===== EXTRACTED RECORDS =====

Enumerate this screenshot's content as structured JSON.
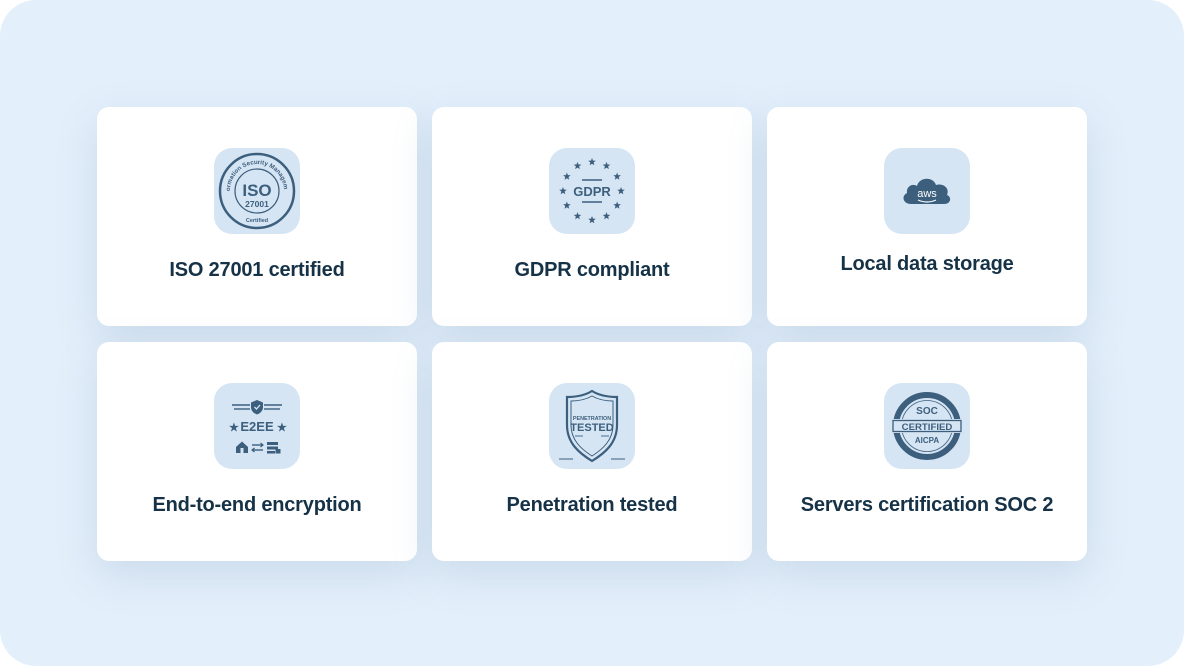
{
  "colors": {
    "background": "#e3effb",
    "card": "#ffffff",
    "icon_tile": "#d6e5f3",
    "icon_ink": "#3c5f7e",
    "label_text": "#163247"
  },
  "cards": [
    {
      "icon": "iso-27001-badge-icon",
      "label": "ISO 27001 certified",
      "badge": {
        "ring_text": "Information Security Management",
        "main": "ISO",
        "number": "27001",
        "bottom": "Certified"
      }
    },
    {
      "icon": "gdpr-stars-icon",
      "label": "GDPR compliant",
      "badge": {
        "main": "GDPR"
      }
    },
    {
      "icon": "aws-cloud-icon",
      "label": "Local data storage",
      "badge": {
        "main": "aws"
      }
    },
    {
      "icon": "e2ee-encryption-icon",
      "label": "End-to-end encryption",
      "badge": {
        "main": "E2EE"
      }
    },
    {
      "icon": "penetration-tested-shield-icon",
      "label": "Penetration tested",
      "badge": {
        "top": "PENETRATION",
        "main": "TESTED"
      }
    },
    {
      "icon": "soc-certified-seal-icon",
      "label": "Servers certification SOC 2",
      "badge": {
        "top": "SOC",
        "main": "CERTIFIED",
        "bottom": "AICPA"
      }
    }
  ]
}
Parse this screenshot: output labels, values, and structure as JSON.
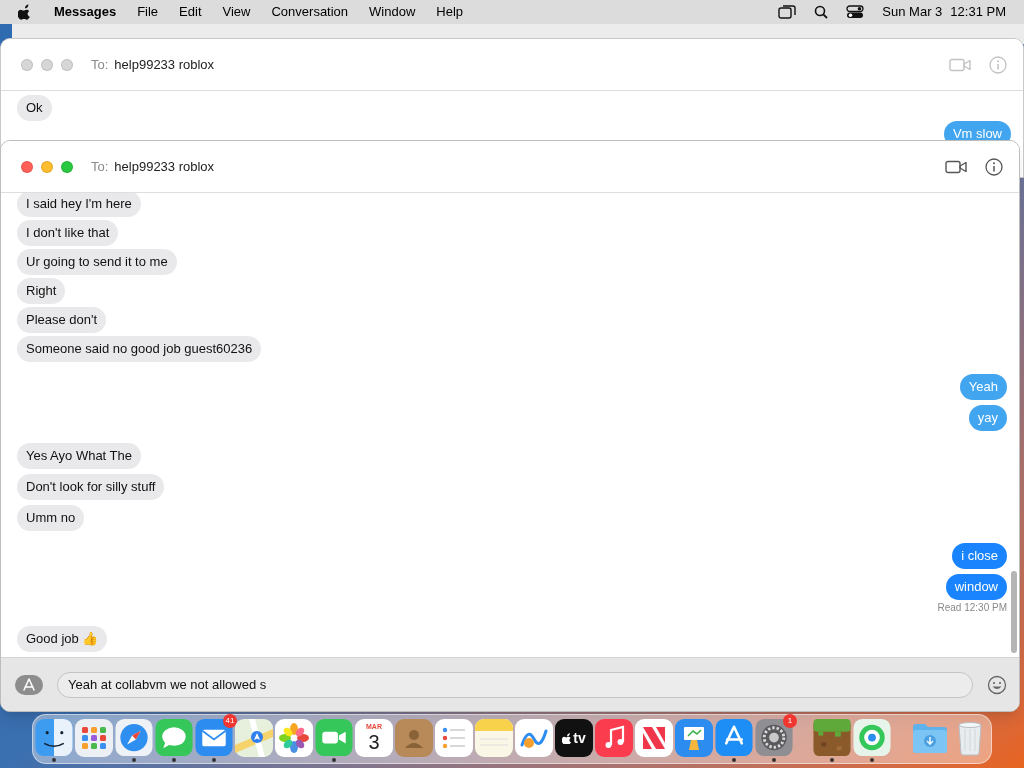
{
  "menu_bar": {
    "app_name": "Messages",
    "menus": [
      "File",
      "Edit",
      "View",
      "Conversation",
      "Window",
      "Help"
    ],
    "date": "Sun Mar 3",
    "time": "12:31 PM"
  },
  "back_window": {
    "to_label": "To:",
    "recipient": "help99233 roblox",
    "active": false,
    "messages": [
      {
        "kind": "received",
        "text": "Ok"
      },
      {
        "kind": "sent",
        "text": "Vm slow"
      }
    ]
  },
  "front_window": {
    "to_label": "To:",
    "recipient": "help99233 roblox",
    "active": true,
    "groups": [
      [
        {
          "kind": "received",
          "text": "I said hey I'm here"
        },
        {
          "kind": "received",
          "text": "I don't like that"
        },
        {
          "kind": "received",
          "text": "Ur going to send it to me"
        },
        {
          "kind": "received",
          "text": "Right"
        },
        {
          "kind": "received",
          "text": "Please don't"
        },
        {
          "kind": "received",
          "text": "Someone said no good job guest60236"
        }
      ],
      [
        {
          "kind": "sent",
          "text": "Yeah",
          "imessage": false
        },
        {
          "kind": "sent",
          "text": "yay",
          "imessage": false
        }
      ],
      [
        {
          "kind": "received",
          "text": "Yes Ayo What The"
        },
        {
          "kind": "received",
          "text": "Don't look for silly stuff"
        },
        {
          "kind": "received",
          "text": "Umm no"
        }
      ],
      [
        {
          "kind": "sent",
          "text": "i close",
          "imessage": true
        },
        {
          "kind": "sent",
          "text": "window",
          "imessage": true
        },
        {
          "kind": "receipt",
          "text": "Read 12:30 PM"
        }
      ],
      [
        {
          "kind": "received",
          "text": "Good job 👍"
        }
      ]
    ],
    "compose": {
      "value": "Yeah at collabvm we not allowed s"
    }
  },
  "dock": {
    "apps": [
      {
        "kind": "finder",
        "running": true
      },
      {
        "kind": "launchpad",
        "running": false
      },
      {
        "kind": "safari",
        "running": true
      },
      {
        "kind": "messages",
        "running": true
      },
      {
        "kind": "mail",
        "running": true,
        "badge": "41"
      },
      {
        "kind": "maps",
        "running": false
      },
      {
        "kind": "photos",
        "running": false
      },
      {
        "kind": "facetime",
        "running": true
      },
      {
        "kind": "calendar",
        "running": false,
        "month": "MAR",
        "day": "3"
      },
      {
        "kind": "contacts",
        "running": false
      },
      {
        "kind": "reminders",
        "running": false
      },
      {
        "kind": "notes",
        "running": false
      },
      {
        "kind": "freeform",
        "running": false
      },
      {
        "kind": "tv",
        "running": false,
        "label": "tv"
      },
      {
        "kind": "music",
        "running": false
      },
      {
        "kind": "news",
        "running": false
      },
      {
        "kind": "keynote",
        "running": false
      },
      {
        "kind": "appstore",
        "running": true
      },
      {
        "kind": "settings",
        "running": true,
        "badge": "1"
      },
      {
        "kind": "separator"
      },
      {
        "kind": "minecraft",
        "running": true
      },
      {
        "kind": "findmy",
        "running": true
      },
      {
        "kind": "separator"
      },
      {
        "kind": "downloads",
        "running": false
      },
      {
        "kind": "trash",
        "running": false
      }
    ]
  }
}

=====

**INSTRUCTION**
Retype every record above exactly as written, but leave out the pictures.

**THE ANSWER**
Enumerate this screenshot's content as structured JSON.
{
  "colors": {
    "background": "#e3effb",
    "card": "#ffffff",
    "icon_tile": "#d6e5f3",
    "icon_ink": "#3c5f7e",
    "label_text": "#163247"
  },
  "cards": [
    {
      "icon": "iso-27001-badge-icon",
      "label": "ISO 27001 certified",
      "badge": {
        "ring_text": "Information Security Management",
        "main": "ISO",
        "number": "27001",
        "bottom": "Certified"
      }
    },
    {
      "icon": "gdpr-stars-icon",
      "label": "GDPR compliant",
      "badge": {
        "main": "GDPR"
      }
    },
    {
      "icon": "aws-cloud-icon",
      "label": "Local data storage",
      "badge": {
        "main": "aws"
      }
    },
    {
      "icon": "e2ee-encryption-icon",
      "label": "End-to-end encryption",
      "badge": {
        "main": "E2EE"
      }
    },
    {
      "icon": "penetration-tested-shield-icon",
      "label": "Penetration tested",
      "badge": {
        "top": "PENETRATION",
        "main": "TESTED"
      }
    },
    {
      "icon": "soc-certified-seal-icon",
      "label": "Servers certification SOC 2",
      "badge": {
        "top": "SOC",
        "main": "CERTIFIED",
        "bottom": "AICPA"
      }
    }
  ]
}
Parse this screenshot: output labels, values, and structure as JSON.
{
  "menu_bar": {
    "app_name": "Messages",
    "menus": [
      "File",
      "Edit",
      "View",
      "Conversation",
      "Window",
      "Help"
    ],
    "date": "Sun Mar 3",
    "time": "12:31 PM"
  },
  "back_window": {
    "to_label": "To:",
    "recipient": "help99233 roblox",
    "active": false,
    "messages": [
      {
        "kind": "received",
        "text": "Ok"
      },
      {
        "kind": "sent",
        "text": "Vm slow"
      }
    ]
  },
  "front_window": {
    "to_label": "To:",
    "recipient": "help99233 roblox",
    "active": true,
    "groups": [
      [
        {
          "kind": "received",
          "text": "I said hey I'm here"
        },
        {
          "kind": "received",
          "text": "I don't like that"
        },
        {
          "kind": "received",
          "text": "Ur going to send it to me"
        },
        {
          "kind": "received",
          "text": "Right"
        },
        {
          "kind": "received",
          "text": "Please don't"
        },
        {
          "kind": "received",
          "text": "Someone said no good job guest60236"
        }
      ],
      [
        {
          "kind": "sent",
          "text": "Yeah",
          "imessage": false
        },
        {
          "kind": "sent",
          "text": "yay",
          "imessage": false
        }
      ],
      [
        {
          "kind": "received",
          "text": "Yes Ayo What The"
        },
        {
          "kind": "received",
          "text": "Don't look for silly stuff"
        },
        {
          "kind": "received",
          "text": "Umm no"
        }
      ],
      [
        {
          "kind": "sent",
          "text": "i close",
          "imessage": true
        },
        {
          "kind": "sent",
          "text": "window",
          "imessage": true
        },
        {
          "kind": "receipt",
          "text": "Read 12:30 PM"
        }
      ],
      [
        {
          "kind": "received",
          "text": "Good job 👍"
        }
      ]
    ],
    "compose": {
      "value": "Yeah at collabvm we not allowed s"
    }
  },
  "dock": {
    "apps": [
      {
        "kind": "finder",
        "running": true
      },
      {
        "kind": "launchpad",
        "running": false
      },
      {
        "kind": "safari",
        "running": true
      },
      {
        "kind": "messages",
        "running": true
      },
      {
        "kind": "mail",
        "running": true,
        "badge": "41"
      },
      {
        "kind": "maps",
        "running": false
      },
      {
        "kind": "photos",
        "running": false
      },
      {
        "kind": "facetime",
        "running": true
      },
      {
        "kind": "calendar",
        "running": false,
        "month": "MAR",
        "day": "3"
      },
      {
        "kind": "contacts",
        "running": false
      },
      {
        "kind": "reminders",
        "running": false
      },
      {
        "kind": "notes",
        "running": false
      },
      {
        "kind": "freeform",
        "running": false
      },
      {
        "kind": "tv",
        "running": false,
        "label": "tv"
      },
      {
        "kind": "music",
        "running": false
      },
      {
        "kind": "news",
        "running": false
      },
      {
        "kind": "keynote",
        "running": false
      },
      {
        "kind": "appstore",
        "running": true
      },
      {
        "kind": "settings",
        "running": true,
        "badge": "1"
      },
      {
        "kind": "separator"
      },
      {
        "kind": "minecraft",
        "running": true
      },
      {
        "kind": "findmy",
        "running": true
      },
      {
        "kind": "separator"
      },
      {
        "kind": "downloads",
        "running": false
      },
      {
        "kind": "trash",
        "running": false
      }
    ]
  }
}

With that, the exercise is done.